── Kaynak metin ──
Toplam Sayfa Görüntüleme Sayısı

22 Haziran 2023 Perşembe

"Titanik" enkazı, "Titan"ı da batırdı...

10 Nisan 1912’de, 2224 yolcusuyla İrlanda’nın Queenstown limanından okyanusa açılan 14 Nisan akşamı  bölgede buz dağları var diye telgrafla uyarılan, buzdağına çarparak su almaya başlayan, son filika yola çıktığında, yani 15 Nisan 1912 de saat 02.05’te 1514 kişiyle suya gömülen Titanik transatlantik gemisi kazasından 111 yıl sonra Titanic'in enkazını yakından görmek isteyen turistler için üretilen Titan adlı denizaltı Atlantik okyanusunda Titanik enkazının 488 m yakınında "katastrofik patlama" ile parçalandı ve denizaltıdaki beş kişi de merak ettikleri gemi enkazı yakınında okyanusun karanlık sularına gömüldüler.

Titanik, 268 metre uzunlukta, 4 bacalı, 11 katlı, 46.000 ton ağırlığında, o dönemin en lüks gemilerinden biriydi. Gemide ana güvertede yüzme havuzları, spor salonu, dans salonu, Türk hamamı, kütüphane ve tenis kortu vardı. Ayrıca 8 üyeli Titanic orkestrası da mevcuttu. Birinci sınıf ortak odaları çok özel ağaç işlemeciliği, pahalı mobilyalar ve diğer dekorasyonlar ile süslenmişti. Dekorasyonda 14. Louis, İtalyan Rönesansı ve geleneksel Hollanda tarzı bir arada kullanılmıştı...

Yani gemi şu dönemde bile aktif olsa lüks klasmanında sayılırdı.
O günün şartlarında 7.5 milyon doları ile bugünkü maliyetlerle neredeyse 400 milyon dolarlık bir gemi.
- Titanic’in 5 mutfağında toplam 60 şef ve yardımcısı çalışıyordu. 34 ton et, 5 ton balık, 40 bin yumurta, 1 ton kahve, 360 kg çay, 4 buçuk ton şeker, 1500 şişe şarap, 40 ton patates vardı gemide.
- Geminin kendine ait gazetesi bile vardı: Atlantic Daily Bulletin!
- Gemideki en egzotik objelerden biri Ömer Hayyam’ın Rubaiyat’ıydı. Eser, 1050 değerli taşla süslüydü.
───
── Satırlardan alıntılar ──
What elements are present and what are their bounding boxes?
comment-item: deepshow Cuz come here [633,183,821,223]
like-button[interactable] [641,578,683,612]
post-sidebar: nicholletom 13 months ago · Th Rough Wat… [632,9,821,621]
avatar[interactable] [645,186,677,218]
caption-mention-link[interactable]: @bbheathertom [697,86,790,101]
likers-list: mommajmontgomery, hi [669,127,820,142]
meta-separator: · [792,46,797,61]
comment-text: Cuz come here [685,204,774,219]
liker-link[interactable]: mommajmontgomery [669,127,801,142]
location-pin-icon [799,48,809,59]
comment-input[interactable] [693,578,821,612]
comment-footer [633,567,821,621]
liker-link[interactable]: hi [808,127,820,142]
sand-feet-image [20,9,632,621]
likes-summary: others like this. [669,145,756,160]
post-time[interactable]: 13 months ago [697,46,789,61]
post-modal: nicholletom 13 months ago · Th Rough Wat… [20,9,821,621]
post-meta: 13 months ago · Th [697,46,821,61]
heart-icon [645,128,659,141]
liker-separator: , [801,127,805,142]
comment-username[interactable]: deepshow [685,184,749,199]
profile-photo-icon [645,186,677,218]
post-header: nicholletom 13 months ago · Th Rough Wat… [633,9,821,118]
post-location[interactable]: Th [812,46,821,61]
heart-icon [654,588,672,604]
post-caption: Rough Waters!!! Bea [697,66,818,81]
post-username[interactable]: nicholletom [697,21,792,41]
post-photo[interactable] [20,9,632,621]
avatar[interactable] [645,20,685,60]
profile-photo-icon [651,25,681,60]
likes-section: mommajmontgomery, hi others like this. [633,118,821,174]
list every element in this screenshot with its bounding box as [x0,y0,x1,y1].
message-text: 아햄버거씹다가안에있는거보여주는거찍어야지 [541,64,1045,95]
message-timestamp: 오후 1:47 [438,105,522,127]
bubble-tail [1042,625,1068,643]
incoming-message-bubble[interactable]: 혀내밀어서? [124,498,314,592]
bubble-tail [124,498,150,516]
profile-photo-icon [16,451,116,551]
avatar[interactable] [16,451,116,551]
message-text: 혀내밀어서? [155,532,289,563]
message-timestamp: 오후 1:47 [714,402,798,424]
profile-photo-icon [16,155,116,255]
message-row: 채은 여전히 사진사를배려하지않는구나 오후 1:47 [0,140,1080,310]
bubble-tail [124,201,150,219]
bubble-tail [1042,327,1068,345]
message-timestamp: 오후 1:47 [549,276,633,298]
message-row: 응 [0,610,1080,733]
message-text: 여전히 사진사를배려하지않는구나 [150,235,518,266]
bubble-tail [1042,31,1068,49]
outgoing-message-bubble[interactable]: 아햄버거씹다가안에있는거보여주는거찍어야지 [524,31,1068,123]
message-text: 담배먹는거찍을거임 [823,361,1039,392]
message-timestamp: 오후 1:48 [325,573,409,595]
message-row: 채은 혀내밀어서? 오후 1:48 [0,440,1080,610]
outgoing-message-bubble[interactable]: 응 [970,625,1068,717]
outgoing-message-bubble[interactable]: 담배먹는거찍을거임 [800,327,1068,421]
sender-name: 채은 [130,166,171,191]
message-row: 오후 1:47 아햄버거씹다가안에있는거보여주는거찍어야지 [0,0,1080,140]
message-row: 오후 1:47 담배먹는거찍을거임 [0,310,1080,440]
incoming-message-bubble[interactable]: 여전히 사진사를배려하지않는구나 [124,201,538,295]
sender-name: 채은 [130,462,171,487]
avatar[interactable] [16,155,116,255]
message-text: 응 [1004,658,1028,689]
───
Görev listesi:
a: Titanik metnine göre Titanik gemisinin kaç bacası vardı?
b: Lütfen Titanik metnine kaldığı yerden devam edin.
Satırlar, Titanik metninden bağımsız ayrı bir malzemedir.

Görev yanıtları:
a: Dört bacası vardı.

b:
- “Milyonerlerin kaptanı” lakabıyla anılan Kaptan Smith’in emekliliğinden önce yaptığı son işti Titanic.
- Uğursuzluk getirdiği düşüncesiyle “13” numaralı bir kamara yoktu!
Bu dev geminin 1. sınıf yolcuya sunduğu konfor öylesine büyüktür ki, dönemin sanayicileri, ünlü sanatçıları, aristokratları alır yerini içinde. İkinci sınıf, işadamları ile Amerika’da yeni bir hayat kurmaya giden orta sınıf aileler ve tatilcileri bir araya getirirken üçüncü sınıf, “Amerikan rüyası”nın peşine düşmüş dar gelirli göçmenlerindir. Bu şatafata rağmen işin ilginç ve mide bulandıran tarafı birinci sınıf yolcular için gösterişli bir hamam tasarlanmış olsa da 700'den fazla üçüncü sınıf yolcusu yolculuk boyunca iki küvetten faydalanma hakkına sahipti.

Titanik, döneminin en büyük, en lüks gemisiydi.

Geminin bilet fiyatları ise çok astronomik;
The Washington Times'a göre, 1912’de Titanic’e ait biletlerin fiyatları, birinci sınıf bir salon paketi için 870 £ (şilin) veya 4.350 $(dolar) 'dan, üçüncü sınıf bir salon için maksimum £ 8 veya 40 $' a kadar değişiyordu. Bir asır sonra, 2012'de bu bilet fiyatları 50.000 - 460 $ arasındaydı.

Titanik'in ilave maliyeti ile ilgili diğer hizmetler. Yüzme havuzunun kullanımı mayo kiralamayı da içeren 1 şilindir. Yolcular ilk 10 kelime için yaklaşık 3,12 dolar ücret karşılığında telgraf gönderebildiler. 12 Nisandan 15 Nisan 1912'de batmadan öncesine kadar 250'den fazla telgraf gönderilmiş ve alınmış...

Bilet fiyatları günümüz ekonomik göstergelerine göre muhtemelen şöyle olacaktı:
Titanic'te birinci sınıf bir süitte seyahat etmek 133.132 dolara, birinci sınıf rıhtımlar 4.591 dolara denk gelmekte. İkinci sınıfta seyahat etmek ise 1.834 dolara tekabül ediyor. Ekonomik üçüncü sınıf bilet 1.071 dolar...
Yukarıdaki bilgileri dikkate alırsak ve tüm birinci sınıf yolcuların rıhtım ücreti (o zamanlar rıhtım ücreti olarak biletten ayrı ödenen ekstra bir ücret vardı) olarak 6 dolar ödediğini varsayarsak, toplam ücret 1912'de 90.455 dolar ediyor, bugünün parasına göre hesaplarsak 2,75 milyon dolar ediyor.

Evet oldukça güzel bir yatırımdı Titanic !

Gelelim bilet kampanyası sloganına...geminin biletleri "Tanrı'nın bile batıramayacağı gemi" ("Even God himself couldn't sink this ship") sloganıyla satılıyor...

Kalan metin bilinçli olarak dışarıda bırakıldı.